# Records shown:
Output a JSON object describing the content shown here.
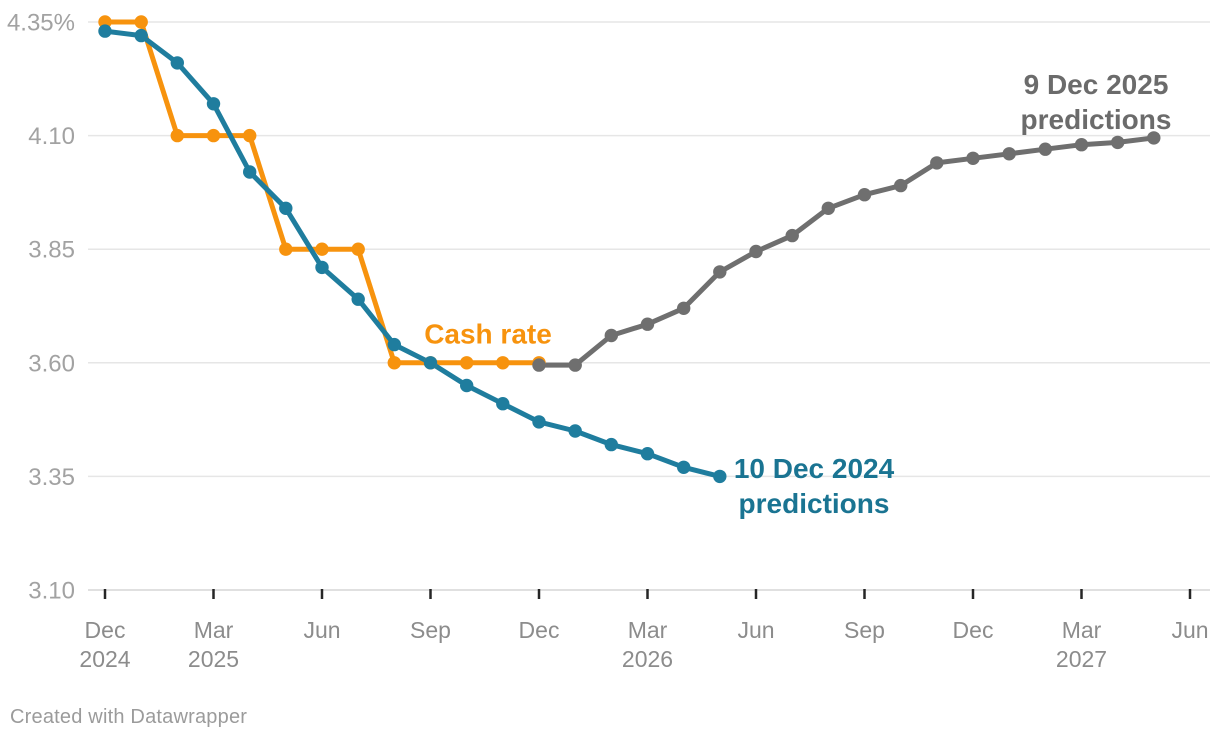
{
  "chart_data": {
    "type": "line",
    "unit": "%",
    "x_frequency": "monthly",
    "x_index_0": "Dec 2024",
    "x_ticks": [
      {
        "index": 0,
        "month": "Dec",
        "year": "2024"
      },
      {
        "index": 3,
        "month": "Mar",
        "year": "2025"
      },
      {
        "index": 6,
        "month": "Jun"
      },
      {
        "index": 9,
        "month": "Sep"
      },
      {
        "index": 12,
        "month": "Dec"
      },
      {
        "index": 15,
        "month": "Mar",
        "year": "2026"
      },
      {
        "index": 18,
        "month": "Jun"
      },
      {
        "index": 21,
        "month": "Sep"
      },
      {
        "index": 24,
        "month": "Dec"
      },
      {
        "index": 27,
        "month": "Mar",
        "year": "2027"
      },
      {
        "index": 30,
        "month": "Jun"
      }
    ],
    "y_axis": {
      "range": [
        3.1,
        4.35
      ],
      "grid": true,
      "ticks": [
        {
          "value": 4.35,
          "label": "4.35%"
        },
        {
          "value": 4.1,
          "label": "4.10"
        },
        {
          "value": 3.85,
          "label": "3.85"
        },
        {
          "value": 3.6,
          "label": "3.60"
        },
        {
          "value": 3.35,
          "label": "3.35"
        },
        {
          "value": 3.1,
          "label": "3.10"
        }
      ]
    },
    "series": [
      {
        "id": "cash-rate",
        "name": "Cash rate",
        "color": "#F7930E",
        "start_index": 0,
        "values": [
          4.35,
          4.35,
          4.1,
          4.1,
          4.1,
          3.85,
          3.85,
          3.85,
          3.6,
          3.6,
          3.6,
          3.6,
          3.6
        ]
      },
      {
        "id": "dec2024-predictions",
        "name": "10 Dec 2024 predictions",
        "color": "#1F7D9E",
        "start_index": 0,
        "values": [
          4.33,
          4.32,
          4.26,
          4.17,
          4.02,
          3.94,
          3.81,
          3.74,
          3.64,
          3.6,
          3.55,
          3.51,
          3.47,
          3.45,
          3.42,
          3.4,
          3.37,
          3.35
        ]
      },
      {
        "id": "dec2025-predictions",
        "name": "9 Dec 2025 predictions",
        "color": "#6F6F6F",
        "start_index": 12,
        "values": [
          3.595,
          3.595,
          3.66,
          3.685,
          3.72,
          3.8,
          3.845,
          3.88,
          3.94,
          3.97,
          3.99,
          4.04,
          4.05,
          4.06,
          4.07,
          4.08,
          4.085,
          4.095
        ]
      }
    ],
    "annotations": [
      {
        "id": "cash-rate-label",
        "lines": [
          "Cash rate"
        ],
        "color": "#F7930E"
      },
      {
        "id": "dec2024-label",
        "lines": [
          "10 Dec 2024",
          "predictions"
        ],
        "color": "#1A7492"
      },
      {
        "id": "dec2025-label",
        "lines": [
          "9 Dec 2025",
          "predictions"
        ],
        "color": "#6B6B6B"
      }
    ],
    "legend": "direct-labels",
    "styles": {
      "gridline_color": "#E6E6E6",
      "baseline_color": "#D6D6D6",
      "tick_mark_color": "#262626",
      "y_label_color": "#A2A2A2",
      "x_label_color": "#8C8C8C"
    }
  },
  "footer": {
    "attribution": "Created with Datawrapper"
  }
}
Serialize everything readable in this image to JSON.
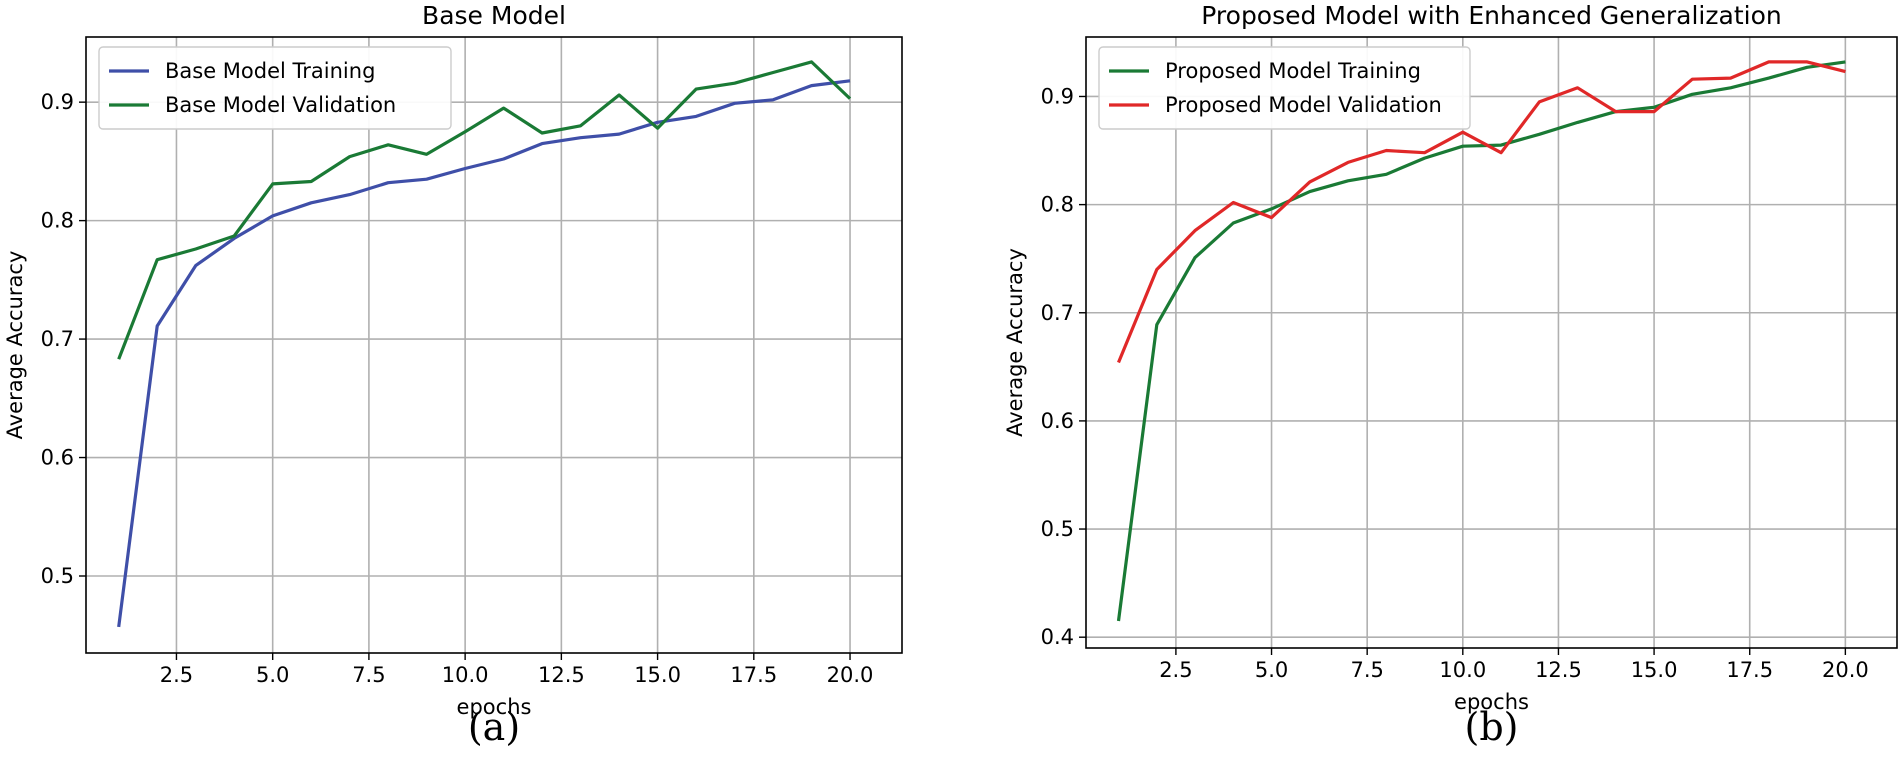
{
  "chart_data": [
    {
      "type": "line",
      "title": "Base Model",
      "xlabel": "epochs",
      "ylabel": "Average Accuracy",
      "caption": "(a)",
      "grid": true,
      "legend_position": "top-left",
      "xlim": [
        0.15,
        21.35
      ],
      "ylim": [
        0.435,
        0.955
      ],
      "xticks": [
        2.5,
        5.0,
        7.5,
        10.0,
        12.5,
        15.0,
        17.5,
        20.0
      ],
      "xtick_labels": [
        "2.5",
        "5.0",
        "7.5",
        "10.0",
        "12.5",
        "15.0",
        "17.5",
        "20.0"
      ],
      "yticks": [
        0.5,
        0.6,
        0.7,
        0.8,
        0.9
      ],
      "ytick_labels": [
        "0.5",
        "0.6",
        "0.7",
        "0.8",
        "0.9"
      ],
      "x": [
        1,
        2,
        3,
        4,
        5,
        6,
        7,
        8,
        9,
        10,
        11,
        12,
        13,
        14,
        15,
        16,
        17,
        18,
        19,
        20
      ],
      "series": [
        {
          "name": "Base Model  Training",
          "color": "#3f4fa8",
          "values": [
            0.457,
            0.711,
            0.762,
            0.785,
            0.804,
            0.815,
            0.822,
            0.832,
            0.835,
            0.844,
            0.852,
            0.865,
            0.87,
            0.873,
            0.883,
            0.888,
            0.899,
            0.902,
            0.914,
            0.918
          ]
        },
        {
          "name": "Base Model  Validation",
          "color": "#1a7a35",
          "values": [
            0.683,
            0.767,
            0.776,
            0.787,
            0.831,
            0.833,
            0.854,
            0.864,
            0.856,
            0.875,
            0.895,
            0.874,
            0.88,
            0.906,
            0.878,
            0.911,
            0.916,
            0.925,
            0.934,
            0.903
          ]
        }
      ]
    },
    {
      "type": "line",
      "title": "Proposed Model with Enhanced Generalization",
      "xlabel": "epochs",
      "ylabel": "Average Accuracy",
      "caption": "(b)",
      "grid": true,
      "legend_position": "top-left",
      "xlim": [
        0.15,
        21.35
      ],
      "ylim": [
        0.39,
        0.955
      ],
      "xticks": [
        2.5,
        5.0,
        7.5,
        10.0,
        12.5,
        15.0,
        17.5,
        20.0
      ],
      "xtick_labels": [
        "2.5",
        "5.0",
        "7.5",
        "10.0",
        "12.5",
        "15.0",
        "17.5",
        "20.0"
      ],
      "yticks": [
        0.4,
        0.5,
        0.6,
        0.7,
        0.8,
        0.9
      ],
      "ytick_labels": [
        "0.4",
        "0.5",
        "0.6",
        "0.7",
        "0.8",
        "0.9"
      ],
      "x": [
        1,
        2,
        3,
        4,
        5,
        6,
        7,
        8,
        9,
        10,
        11,
        12,
        13,
        14,
        15,
        16,
        17,
        18,
        19,
        20
      ],
      "series": [
        {
          "name": "Proposed Model Training",
          "color": "#1a7a35",
          "values": [
            0.415,
            0.689,
            0.751,
            0.783,
            0.796,
            0.812,
            0.822,
            0.828,
            0.843,
            0.854,
            0.855,
            0.865,
            0.876,
            0.886,
            0.89,
            0.902,
            0.908,
            0.917,
            0.927,
            0.932
          ]
        },
        {
          "name": "Proposed Model Validation",
          "color": "#e02828",
          "values": [
            0.654,
            0.74,
            0.776,
            0.802,
            0.788,
            0.821,
            0.839,
            0.85,
            0.848,
            0.867,
            0.848,
            0.895,
            0.908,
            0.886,
            0.886,
            0.916,
            0.917,
            0.932,
            0.932,
            0.923
          ]
        }
      ]
    }
  ]
}
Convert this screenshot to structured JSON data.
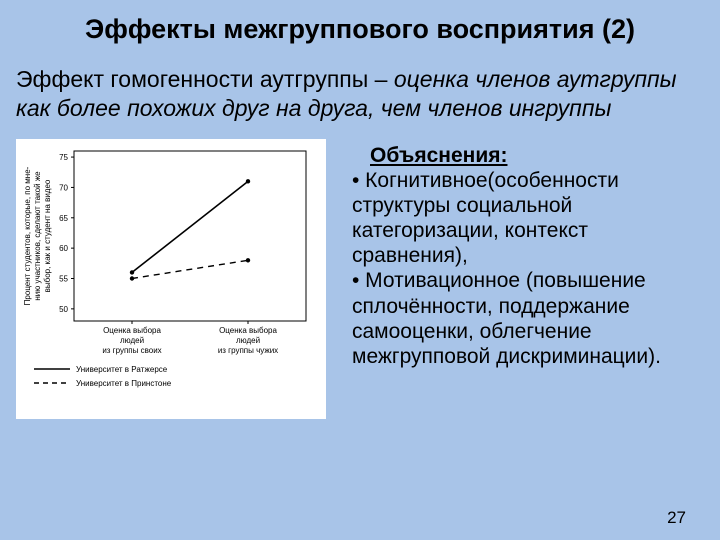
{
  "title": "Эффекты межгруппового восприятия (2)",
  "subtitle": {
    "lead": "Эффект гомогенности аутгруппы",
    "dash": " – ",
    "rest": "оценка членов аутгруппы как более похожих друг на друга, чем членов ингруппы"
  },
  "explain": {
    "heading": "Объяснения",
    "colon": ":",
    "bullet1_lead": "• Когнитивное",
    "bullet1_rest": "(особенности структуры социальной категоризации, контекст сравнения),",
    "bullet2_lead": "• Мотивационное ",
    "bullet2_rest": "(повышение сплочённости, поддержание самооценки, облегчение межгрупповой дискриминации)."
  },
  "page_number": "27",
  "chart": {
    "type": "line",
    "background": "#ffffff",
    "axis_color": "#000000",
    "ylabel": "Процент студентов, которые, по мне-\nнию участников, сделают такой же\nвыбор, как и студент на видео",
    "ylabel_fontsize": 8,
    "ylim": [
      48,
      76
    ],
    "ytick_values": [
      50,
      55,
      60,
      65,
      70,
      75
    ],
    "ytick_labels": [
      "50",
      "55",
      "60",
      "65",
      "70",
      "75"
    ],
    "tick_fontsize": 8,
    "xcats": [
      "Оценка выбора\nлюдей\nиз группы своих",
      "Оценка выбора\nлюдей\nиз группы чужих"
    ],
    "series": [
      {
        "name": "Университет в Ратжерсе",
        "dash": "solid",
        "color": "#000000",
        "width": 1.6,
        "values": [
          56,
          71
        ]
      },
      {
        "name": "Университет в Принстоне",
        "dash": "dashed",
        "color": "#000000",
        "width": 1.4,
        "values": [
          55,
          58
        ]
      }
    ],
    "legend_fontsize": 8
  }
}
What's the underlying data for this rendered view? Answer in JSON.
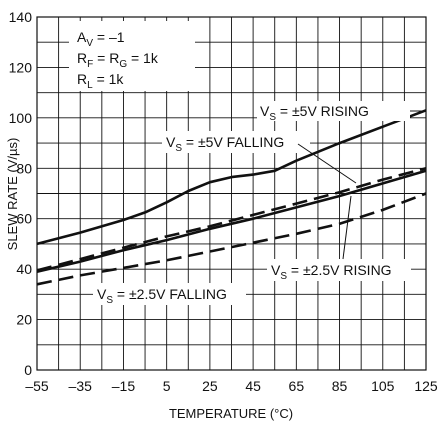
{
  "chart_data": {
    "type": "line",
    "xlabel": "TEMPERATURE (°C)",
    "ylabel": "SLEW RATE (V/µs)",
    "xlim": [
      -55,
      125
    ],
    "ylim": [
      0,
      140
    ],
    "x_ticks": [
      "–55",
      "–35",
      "–15",
      "5",
      "25",
      "45",
      "65",
      "85",
      "105",
      "125"
    ],
    "y_ticks": [
      "0",
      "20",
      "40",
      "60",
      "80",
      "100",
      "120",
      "140"
    ],
    "grid": true,
    "conditions": {
      "av_sym": "A",
      "av_sub": "V",
      "av_val": " = –1",
      "rf_sym": "R",
      "rf_sub": "F",
      "rf_mid": " = R",
      "rg_sub": "G",
      "rf_val": " = 1k",
      "rl_sym": "R",
      "rl_sub": "L",
      "rl_val": " = 1k"
    },
    "series": [
      {
        "sym": "V",
        "sub": "S",
        "name": " = ±5V RISING",
        "style": "solid",
        "x": [
          -55,
          -35,
          -15,
          -5,
          5,
          15,
          25,
          35,
          45,
          55,
          65,
          85,
          105,
          125
        ],
        "y": [
          50,
          54.5,
          59.5,
          62.5,
          66.5,
          71,
          74.5,
          76.5,
          77.5,
          79,
          83,
          90,
          96.5,
          103
        ]
      },
      {
        "sym": "V",
        "sub": "S",
        "name": " = ±5V FALLING",
        "style": "dashed",
        "x": [
          -55,
          -35,
          -15,
          5,
          25,
          45,
          65,
          85,
          105,
          125
        ],
        "y": [
          39.5,
          44,
          48.5,
          53,
          57,
          61.5,
          66,
          70.5,
          75.5,
          80
        ]
      },
      {
        "sym": "V",
        "sub": "S",
        "name": " = ±2.5V RISING",
        "style": "solid",
        "x": [
          -55,
          -35,
          -15,
          5,
          25,
          45,
          65,
          85,
          105,
          125
        ],
        "y": [
          39,
          43,
          47.5,
          51.5,
          56,
          60,
          64.5,
          69,
          74,
          79
        ]
      },
      {
        "sym": "V",
        "sub": "S",
        "name": " = ±2.5V FALLING",
        "style": "dashed",
        "x": [
          -55,
          -35,
          -15,
          5,
          25,
          45,
          65,
          85,
          105,
          125
        ],
        "y": [
          34,
          37.5,
          40.5,
          43.5,
          47,
          50.5,
          54,
          58,
          63.5,
          70
        ]
      }
    ]
  }
}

# Short exercise:
Say the number of lines in the listing that hold "Proposed", with no added words.

# Final result:
3